>> START INPUT FOR THIS TASK

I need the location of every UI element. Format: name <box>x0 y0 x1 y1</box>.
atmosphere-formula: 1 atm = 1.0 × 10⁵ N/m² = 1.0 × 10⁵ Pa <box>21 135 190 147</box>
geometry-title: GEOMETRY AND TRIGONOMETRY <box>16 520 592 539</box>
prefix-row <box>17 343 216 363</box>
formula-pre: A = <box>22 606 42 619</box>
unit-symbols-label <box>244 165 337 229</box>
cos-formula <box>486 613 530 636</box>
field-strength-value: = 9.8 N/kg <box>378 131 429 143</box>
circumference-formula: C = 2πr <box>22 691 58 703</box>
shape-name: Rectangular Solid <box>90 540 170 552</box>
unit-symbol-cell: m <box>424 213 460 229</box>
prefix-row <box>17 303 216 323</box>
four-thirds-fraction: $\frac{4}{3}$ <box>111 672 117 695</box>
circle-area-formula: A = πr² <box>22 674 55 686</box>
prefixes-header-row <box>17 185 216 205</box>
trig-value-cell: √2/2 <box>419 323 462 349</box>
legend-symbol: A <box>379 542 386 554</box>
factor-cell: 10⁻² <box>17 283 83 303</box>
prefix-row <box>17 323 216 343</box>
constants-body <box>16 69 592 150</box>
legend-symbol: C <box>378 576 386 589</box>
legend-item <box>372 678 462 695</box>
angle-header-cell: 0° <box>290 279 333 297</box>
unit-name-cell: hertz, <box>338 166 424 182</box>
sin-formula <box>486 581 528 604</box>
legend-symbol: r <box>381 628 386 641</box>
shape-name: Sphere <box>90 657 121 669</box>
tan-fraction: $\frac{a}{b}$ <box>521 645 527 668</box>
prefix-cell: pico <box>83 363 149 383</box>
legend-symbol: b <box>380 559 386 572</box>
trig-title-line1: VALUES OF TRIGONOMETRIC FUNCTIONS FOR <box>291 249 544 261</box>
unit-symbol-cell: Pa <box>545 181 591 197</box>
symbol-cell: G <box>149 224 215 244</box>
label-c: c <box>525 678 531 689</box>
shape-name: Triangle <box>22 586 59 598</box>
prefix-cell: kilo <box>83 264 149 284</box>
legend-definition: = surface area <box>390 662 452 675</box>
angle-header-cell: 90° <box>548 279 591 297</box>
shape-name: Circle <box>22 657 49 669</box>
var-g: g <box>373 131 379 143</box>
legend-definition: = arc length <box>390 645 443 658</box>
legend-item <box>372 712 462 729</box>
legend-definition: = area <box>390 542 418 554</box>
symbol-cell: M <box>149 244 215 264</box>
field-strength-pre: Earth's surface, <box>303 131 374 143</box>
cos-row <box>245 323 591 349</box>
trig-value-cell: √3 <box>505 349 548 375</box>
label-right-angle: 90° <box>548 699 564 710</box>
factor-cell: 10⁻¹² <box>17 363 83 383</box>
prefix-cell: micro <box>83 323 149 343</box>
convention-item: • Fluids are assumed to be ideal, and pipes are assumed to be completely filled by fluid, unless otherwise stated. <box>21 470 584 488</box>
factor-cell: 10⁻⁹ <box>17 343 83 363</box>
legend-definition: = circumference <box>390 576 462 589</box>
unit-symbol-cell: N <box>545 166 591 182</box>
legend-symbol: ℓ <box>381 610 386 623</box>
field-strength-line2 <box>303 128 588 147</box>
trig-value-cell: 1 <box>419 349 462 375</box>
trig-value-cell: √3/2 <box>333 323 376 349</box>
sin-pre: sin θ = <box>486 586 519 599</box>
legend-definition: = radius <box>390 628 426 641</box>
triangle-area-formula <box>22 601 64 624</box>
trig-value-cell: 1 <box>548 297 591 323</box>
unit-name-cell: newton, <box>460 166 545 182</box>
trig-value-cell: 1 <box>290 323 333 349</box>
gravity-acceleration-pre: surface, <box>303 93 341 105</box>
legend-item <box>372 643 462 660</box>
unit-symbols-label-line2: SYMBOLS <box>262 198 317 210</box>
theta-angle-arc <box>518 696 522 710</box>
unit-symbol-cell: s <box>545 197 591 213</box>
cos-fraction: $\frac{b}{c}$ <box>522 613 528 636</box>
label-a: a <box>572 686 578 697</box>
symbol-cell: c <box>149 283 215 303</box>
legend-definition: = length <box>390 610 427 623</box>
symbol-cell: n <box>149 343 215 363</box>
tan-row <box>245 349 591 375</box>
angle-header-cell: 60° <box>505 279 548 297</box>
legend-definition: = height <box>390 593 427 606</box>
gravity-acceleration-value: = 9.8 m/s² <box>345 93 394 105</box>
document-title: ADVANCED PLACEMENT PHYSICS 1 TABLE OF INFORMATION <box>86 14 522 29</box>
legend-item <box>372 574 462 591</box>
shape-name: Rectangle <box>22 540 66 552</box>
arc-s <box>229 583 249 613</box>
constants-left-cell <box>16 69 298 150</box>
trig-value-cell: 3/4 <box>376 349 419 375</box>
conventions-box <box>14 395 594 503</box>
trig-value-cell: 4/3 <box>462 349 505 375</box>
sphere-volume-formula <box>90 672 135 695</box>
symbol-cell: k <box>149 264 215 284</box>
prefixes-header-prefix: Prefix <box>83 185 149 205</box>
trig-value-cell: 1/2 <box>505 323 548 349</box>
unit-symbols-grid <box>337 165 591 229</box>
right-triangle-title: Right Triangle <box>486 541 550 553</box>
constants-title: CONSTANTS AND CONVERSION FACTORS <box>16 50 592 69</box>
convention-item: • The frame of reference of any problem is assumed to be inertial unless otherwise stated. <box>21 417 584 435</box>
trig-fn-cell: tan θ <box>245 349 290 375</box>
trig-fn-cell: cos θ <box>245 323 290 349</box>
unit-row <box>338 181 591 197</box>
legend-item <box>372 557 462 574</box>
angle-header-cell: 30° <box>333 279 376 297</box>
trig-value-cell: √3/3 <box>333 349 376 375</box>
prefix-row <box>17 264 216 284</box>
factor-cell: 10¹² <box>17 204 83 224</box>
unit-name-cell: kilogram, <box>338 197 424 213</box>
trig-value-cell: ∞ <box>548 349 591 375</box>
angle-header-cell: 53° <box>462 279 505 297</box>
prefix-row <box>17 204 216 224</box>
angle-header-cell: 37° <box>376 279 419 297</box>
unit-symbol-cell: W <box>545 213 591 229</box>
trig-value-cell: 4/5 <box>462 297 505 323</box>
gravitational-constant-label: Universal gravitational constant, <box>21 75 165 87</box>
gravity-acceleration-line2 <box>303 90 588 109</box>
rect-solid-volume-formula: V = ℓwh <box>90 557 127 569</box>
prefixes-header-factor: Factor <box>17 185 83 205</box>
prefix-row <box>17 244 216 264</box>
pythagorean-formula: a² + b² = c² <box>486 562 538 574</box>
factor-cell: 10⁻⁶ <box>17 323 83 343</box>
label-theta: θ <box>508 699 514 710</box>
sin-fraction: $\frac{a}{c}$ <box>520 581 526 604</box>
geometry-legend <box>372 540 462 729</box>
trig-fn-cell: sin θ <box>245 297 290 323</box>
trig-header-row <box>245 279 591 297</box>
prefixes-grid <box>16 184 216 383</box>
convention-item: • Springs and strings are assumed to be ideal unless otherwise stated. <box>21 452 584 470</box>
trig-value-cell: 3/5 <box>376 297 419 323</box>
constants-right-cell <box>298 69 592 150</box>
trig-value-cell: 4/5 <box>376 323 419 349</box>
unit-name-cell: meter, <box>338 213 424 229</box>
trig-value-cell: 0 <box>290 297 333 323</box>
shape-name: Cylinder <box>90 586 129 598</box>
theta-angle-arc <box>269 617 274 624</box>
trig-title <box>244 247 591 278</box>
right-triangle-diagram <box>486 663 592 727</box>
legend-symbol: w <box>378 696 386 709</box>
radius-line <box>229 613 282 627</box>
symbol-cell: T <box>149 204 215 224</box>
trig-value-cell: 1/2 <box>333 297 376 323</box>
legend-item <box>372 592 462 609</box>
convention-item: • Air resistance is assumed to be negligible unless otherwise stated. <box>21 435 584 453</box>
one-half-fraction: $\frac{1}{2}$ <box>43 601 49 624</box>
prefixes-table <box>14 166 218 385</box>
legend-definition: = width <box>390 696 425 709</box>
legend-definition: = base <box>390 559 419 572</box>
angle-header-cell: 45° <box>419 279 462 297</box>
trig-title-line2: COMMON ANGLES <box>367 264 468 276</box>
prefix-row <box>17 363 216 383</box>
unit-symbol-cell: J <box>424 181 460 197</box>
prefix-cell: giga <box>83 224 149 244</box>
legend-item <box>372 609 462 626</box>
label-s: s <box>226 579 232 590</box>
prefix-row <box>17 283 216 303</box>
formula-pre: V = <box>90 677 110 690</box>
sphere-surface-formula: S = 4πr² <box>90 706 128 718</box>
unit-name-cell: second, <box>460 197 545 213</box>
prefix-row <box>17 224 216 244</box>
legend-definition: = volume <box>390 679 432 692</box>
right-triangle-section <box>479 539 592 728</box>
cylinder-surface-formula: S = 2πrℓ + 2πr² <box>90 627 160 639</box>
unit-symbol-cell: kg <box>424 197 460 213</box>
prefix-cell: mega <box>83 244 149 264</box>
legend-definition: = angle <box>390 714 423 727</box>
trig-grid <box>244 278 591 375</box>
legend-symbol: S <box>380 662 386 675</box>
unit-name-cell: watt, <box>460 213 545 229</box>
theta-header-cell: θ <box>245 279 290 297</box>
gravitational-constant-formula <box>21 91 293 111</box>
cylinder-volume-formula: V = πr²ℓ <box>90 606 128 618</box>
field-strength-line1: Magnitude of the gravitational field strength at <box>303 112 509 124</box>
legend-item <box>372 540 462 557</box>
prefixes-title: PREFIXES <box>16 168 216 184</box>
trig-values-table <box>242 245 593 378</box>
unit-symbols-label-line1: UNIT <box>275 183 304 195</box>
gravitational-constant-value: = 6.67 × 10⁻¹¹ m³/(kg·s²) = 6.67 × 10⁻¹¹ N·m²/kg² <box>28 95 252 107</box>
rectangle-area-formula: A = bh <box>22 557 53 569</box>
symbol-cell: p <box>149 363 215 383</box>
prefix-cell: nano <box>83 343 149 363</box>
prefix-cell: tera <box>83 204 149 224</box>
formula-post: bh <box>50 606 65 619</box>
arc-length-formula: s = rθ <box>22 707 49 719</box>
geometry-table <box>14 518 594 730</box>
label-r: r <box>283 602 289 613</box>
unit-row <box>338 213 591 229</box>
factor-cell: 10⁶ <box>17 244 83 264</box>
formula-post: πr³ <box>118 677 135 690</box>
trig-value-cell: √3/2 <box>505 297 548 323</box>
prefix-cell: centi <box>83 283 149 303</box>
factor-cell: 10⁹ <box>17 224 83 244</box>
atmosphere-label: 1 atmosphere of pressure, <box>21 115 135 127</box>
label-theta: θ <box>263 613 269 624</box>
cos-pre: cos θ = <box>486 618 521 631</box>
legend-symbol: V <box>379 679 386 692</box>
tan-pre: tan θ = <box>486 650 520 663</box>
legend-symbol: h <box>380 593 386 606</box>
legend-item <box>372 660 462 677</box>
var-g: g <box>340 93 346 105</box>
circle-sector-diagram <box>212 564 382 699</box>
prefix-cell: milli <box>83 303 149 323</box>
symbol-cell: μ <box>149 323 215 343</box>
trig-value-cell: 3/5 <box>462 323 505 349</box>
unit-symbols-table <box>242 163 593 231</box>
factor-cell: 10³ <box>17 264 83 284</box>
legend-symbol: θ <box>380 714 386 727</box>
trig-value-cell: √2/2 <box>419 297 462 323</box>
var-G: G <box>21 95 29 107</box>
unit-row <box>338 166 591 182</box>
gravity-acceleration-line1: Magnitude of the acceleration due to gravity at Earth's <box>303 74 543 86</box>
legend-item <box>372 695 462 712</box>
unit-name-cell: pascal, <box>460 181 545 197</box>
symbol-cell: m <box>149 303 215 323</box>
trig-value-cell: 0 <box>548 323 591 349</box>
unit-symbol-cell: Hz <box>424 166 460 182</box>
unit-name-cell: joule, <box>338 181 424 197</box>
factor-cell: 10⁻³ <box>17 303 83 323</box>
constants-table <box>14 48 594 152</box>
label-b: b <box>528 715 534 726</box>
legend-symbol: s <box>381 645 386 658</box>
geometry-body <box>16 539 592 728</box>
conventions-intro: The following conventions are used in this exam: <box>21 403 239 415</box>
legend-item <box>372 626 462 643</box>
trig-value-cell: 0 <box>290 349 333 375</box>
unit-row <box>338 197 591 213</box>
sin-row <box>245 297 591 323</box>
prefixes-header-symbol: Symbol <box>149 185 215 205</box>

>> END INPUT FOR THIS TASK

> OBJECTIVE: Write out every line from the first one through the line containing "legend-definition: = area" as a numbered list, including both ends and leaving out any blank lines.

> FULL SOLUTION:
1. I need the location of every UI element. Format: name <box>x0 y0 x1 y1</box>.
2. atmosphere-formula: 1 atm = 1.0 × 10⁵ N/m² = 1.0 × 10⁵ Pa <box>21 135 190 147</box>
3. geometry-title: GEOMETRY AND TRIGONOMETRY <box>16 520 592 539</box>
4. prefix-row <box>17 343 216 363</box>
5. formula-pre: A = <box>22 606 42 619</box>
6. unit-symbols-label <box>244 165 337 229</box>
7. cos-formula <box>486 613 530 636</box>
8. field-strength-value: = 9.8 N/kg <box>378 131 429 143</box>
9. circumference-formula: C = 2πr <box>22 691 58 703</box>
10. shape-name: Rectangular Solid <box>90 540 170 552</box>
11. unit-symbol-cell: m <box>424 213 460 229</box>
12. prefix-row <box>17 303 216 323</box>
13. four-thirds-fraction: $\frac{4}{3}$ <box>111 672 117 695</box>
14. circle-area-formula: A = πr² <box>22 674 55 686</box>
15. prefixes-header-row <box>17 185 216 205</box>
16. trig-value-cell: √2/2 <box>419 323 462 349</box>
17. legend-symbol: A <box>379 542 386 554</box>
18. factor-cell: 10⁻² <box>17 283 83 303</box>
19. prefix-row <box>17 323 216 343</box>
20. constants-body <box>16 69 592 150</box>
21. legend-symbol: C <box>378 576 386 589</box>
22. legend-item <box>372 678 462 695</box>
23. angle-header-cell: 0° <box>290 279 333 297</box>
24. unit-name-cell: hertz, <box>338 166 424 182</box>
25. sin-formula <box>486 581 528 604</box>
26. legend-symbol: r <box>381 628 386 641</box>
27. shape-name: Sphere <box>90 657 121 669</box>
28. tan-fraction: $\frac{a}{b}$ <box>521 645 527 668</box>
29. prefix-cell: pico <box>83 363 149 383</box>
30. legend-symbol: b <box>380 559 386 572</box>
31. trig-title-line1: VALUES OF TRIGONOMETRIC FUNCTIONS FOR <box>291 249 544 261</box>
32. unit-symbol-cell: Pa <box>545 181 591 197</box>
33. symbol-cell: G <box>149 224 215 244</box>
34. label-c: c <box>525 678 531 689</box>
35. shape-name: Triangle <box>22 586 59 598</box>
36. prefix-cell: kilo <box>83 264 149 284</box>
37. legend-definition: = surface area <box>390 662 452 675</box>
38. angle-header-cell: 90° <box>548 279 591 297</box>
39. shape-name: Circle <box>22 657 49 669</box>
40. var-g: g <box>373 131 379 143</box>
41. legend-definition: = arc length <box>390 645 443 658</box>
42. legend-item <box>372 712 462 729</box>
43. legend-definition: = area <box>390 542 418 554</box>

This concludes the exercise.